Extracted data entries
## Start
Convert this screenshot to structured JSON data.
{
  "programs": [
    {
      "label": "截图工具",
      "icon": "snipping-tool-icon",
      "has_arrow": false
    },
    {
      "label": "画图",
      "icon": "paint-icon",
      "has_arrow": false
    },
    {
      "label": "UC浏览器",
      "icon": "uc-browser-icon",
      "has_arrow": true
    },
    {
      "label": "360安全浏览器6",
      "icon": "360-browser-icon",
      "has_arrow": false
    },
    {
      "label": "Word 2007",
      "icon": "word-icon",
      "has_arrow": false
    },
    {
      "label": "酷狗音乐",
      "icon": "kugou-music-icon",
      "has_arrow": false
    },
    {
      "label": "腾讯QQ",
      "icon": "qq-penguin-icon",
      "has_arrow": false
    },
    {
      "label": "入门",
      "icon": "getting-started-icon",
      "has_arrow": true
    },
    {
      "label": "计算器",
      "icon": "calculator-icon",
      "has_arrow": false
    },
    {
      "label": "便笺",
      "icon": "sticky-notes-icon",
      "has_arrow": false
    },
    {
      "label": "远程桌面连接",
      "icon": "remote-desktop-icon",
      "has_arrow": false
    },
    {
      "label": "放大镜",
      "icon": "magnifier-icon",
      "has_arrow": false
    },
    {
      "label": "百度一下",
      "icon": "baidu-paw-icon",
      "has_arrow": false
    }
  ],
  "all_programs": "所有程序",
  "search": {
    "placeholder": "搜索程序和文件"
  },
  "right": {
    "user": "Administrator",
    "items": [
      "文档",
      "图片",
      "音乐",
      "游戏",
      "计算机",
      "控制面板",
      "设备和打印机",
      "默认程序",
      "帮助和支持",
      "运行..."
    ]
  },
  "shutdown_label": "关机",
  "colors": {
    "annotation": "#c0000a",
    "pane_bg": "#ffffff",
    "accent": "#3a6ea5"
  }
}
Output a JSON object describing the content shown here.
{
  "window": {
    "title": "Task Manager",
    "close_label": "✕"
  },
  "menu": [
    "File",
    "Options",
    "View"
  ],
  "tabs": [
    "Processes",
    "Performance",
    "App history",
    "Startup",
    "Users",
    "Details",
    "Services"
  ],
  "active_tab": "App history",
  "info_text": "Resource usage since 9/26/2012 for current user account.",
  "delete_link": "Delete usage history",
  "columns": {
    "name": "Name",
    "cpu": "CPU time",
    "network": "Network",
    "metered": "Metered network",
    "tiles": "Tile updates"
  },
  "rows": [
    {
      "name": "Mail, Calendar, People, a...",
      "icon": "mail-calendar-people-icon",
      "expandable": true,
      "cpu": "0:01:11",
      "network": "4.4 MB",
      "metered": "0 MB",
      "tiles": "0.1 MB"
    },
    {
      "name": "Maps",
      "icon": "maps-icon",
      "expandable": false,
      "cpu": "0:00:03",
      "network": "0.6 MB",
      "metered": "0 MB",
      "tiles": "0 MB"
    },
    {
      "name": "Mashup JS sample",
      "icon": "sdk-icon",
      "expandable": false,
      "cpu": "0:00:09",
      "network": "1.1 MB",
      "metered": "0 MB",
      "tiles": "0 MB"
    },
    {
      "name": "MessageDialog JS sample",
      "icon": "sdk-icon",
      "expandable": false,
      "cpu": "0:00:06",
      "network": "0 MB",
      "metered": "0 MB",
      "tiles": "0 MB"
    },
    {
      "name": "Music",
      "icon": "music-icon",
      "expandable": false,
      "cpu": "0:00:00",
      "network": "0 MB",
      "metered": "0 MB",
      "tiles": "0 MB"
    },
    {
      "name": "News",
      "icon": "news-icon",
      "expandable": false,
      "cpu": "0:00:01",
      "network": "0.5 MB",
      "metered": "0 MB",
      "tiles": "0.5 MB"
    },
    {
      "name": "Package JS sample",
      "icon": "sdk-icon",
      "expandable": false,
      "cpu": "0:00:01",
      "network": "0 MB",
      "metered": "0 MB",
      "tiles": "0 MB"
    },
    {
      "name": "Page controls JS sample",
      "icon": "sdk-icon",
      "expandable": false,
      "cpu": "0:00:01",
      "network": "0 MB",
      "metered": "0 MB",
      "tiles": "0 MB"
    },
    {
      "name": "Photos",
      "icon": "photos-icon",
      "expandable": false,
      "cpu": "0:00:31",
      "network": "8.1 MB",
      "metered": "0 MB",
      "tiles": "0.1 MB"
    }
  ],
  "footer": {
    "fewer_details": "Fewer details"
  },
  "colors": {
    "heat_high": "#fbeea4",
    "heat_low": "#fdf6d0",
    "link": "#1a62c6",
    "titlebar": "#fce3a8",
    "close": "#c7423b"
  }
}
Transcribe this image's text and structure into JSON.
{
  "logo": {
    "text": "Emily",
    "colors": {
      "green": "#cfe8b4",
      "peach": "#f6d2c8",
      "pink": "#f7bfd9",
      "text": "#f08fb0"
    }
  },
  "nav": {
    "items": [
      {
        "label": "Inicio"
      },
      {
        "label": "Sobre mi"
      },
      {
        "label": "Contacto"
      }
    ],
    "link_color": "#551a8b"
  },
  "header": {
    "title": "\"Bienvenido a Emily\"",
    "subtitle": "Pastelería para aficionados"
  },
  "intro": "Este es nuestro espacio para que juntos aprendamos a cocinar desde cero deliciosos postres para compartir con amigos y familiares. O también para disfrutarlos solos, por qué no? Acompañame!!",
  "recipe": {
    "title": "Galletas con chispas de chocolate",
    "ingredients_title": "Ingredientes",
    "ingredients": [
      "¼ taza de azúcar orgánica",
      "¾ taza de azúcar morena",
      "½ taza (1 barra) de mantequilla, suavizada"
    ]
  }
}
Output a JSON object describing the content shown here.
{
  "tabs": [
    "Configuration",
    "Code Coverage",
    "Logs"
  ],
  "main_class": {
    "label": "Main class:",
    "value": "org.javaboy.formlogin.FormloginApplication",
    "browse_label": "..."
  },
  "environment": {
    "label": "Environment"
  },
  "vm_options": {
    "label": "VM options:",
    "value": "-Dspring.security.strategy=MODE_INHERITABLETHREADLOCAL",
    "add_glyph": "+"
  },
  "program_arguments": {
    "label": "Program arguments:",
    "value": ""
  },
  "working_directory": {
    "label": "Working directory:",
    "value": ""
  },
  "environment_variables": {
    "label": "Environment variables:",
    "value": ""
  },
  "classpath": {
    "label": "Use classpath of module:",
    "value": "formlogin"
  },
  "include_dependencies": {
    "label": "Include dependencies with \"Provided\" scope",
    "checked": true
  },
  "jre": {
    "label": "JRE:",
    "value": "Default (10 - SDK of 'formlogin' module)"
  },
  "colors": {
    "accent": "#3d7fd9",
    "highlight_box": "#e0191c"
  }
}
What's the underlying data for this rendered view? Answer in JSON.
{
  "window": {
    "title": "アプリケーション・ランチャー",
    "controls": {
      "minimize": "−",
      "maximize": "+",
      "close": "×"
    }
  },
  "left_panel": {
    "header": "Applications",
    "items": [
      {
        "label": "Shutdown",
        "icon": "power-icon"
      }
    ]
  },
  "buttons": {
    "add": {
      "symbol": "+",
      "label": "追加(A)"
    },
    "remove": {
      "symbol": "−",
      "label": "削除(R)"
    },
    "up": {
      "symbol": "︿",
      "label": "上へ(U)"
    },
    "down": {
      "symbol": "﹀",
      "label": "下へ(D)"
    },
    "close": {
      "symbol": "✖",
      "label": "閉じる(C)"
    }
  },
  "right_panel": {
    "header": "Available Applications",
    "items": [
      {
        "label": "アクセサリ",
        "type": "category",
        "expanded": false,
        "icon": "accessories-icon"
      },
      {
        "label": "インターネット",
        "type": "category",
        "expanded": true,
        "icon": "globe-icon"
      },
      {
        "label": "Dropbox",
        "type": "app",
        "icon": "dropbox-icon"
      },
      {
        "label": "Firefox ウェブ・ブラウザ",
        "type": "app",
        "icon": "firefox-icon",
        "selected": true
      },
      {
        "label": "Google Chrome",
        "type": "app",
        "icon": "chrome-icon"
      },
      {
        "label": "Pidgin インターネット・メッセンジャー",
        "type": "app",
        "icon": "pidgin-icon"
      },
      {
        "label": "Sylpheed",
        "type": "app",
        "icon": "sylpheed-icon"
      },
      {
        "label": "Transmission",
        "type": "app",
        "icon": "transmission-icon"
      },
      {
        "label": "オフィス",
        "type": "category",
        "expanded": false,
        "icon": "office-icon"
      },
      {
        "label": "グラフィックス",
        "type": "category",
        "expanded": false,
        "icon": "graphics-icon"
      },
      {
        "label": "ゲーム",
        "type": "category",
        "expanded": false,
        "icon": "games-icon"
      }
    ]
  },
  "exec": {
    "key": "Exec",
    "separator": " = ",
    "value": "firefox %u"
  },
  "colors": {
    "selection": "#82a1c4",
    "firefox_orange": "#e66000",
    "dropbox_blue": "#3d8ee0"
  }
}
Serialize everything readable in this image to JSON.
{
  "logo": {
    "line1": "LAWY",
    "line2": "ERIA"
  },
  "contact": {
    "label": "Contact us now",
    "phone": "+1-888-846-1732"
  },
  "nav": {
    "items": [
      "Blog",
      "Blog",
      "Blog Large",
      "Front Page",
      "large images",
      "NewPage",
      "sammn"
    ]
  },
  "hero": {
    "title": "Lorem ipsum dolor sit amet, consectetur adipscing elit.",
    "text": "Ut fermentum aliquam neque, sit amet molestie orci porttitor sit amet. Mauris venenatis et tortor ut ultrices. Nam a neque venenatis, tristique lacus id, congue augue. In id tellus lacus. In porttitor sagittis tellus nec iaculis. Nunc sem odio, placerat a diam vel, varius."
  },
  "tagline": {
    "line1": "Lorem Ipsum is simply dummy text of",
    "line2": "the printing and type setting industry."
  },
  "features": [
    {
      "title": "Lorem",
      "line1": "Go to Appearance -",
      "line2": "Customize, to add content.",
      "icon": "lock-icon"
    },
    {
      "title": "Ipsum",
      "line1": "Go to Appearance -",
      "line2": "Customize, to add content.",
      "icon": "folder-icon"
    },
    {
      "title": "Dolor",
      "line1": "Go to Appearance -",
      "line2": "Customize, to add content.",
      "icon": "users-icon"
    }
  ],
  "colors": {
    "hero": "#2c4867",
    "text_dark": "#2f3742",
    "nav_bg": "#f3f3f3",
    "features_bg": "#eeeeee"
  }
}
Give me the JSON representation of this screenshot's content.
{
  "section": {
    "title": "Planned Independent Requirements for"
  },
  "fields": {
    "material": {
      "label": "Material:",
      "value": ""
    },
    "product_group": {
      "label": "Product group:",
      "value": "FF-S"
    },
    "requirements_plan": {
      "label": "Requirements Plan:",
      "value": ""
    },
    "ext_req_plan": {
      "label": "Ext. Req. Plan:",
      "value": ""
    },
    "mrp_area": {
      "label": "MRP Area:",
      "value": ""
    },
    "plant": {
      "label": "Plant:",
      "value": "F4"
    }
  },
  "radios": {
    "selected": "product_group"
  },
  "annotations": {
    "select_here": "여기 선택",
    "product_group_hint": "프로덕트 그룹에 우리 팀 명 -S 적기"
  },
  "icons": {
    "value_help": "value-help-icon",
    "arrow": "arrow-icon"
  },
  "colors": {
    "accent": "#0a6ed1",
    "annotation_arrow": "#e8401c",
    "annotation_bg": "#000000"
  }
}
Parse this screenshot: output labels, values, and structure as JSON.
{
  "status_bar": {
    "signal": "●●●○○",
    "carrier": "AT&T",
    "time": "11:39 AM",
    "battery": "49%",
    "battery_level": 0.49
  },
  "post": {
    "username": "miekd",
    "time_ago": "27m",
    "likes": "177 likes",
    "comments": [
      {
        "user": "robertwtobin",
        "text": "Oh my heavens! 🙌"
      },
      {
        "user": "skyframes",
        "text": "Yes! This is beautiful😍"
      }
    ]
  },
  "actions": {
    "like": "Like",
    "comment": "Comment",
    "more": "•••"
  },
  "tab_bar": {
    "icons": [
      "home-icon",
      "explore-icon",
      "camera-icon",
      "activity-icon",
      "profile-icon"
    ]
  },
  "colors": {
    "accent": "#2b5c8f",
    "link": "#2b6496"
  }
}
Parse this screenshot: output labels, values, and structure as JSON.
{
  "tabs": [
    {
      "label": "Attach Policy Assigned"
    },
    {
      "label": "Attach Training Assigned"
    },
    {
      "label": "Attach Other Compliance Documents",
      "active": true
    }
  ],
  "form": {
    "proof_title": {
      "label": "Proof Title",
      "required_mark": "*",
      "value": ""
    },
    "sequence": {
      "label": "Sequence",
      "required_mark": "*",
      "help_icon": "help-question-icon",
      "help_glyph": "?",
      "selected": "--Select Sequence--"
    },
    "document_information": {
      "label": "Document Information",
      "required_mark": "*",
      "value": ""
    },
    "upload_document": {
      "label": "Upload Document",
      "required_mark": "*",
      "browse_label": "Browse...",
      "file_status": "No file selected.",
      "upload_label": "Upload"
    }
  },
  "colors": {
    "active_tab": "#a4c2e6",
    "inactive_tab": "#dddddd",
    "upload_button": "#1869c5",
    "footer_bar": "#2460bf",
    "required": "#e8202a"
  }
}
## End
What you will do.
State how many lines of the entries above include the word "Emily", offering no text other than the number.

Answer for this exercise.
2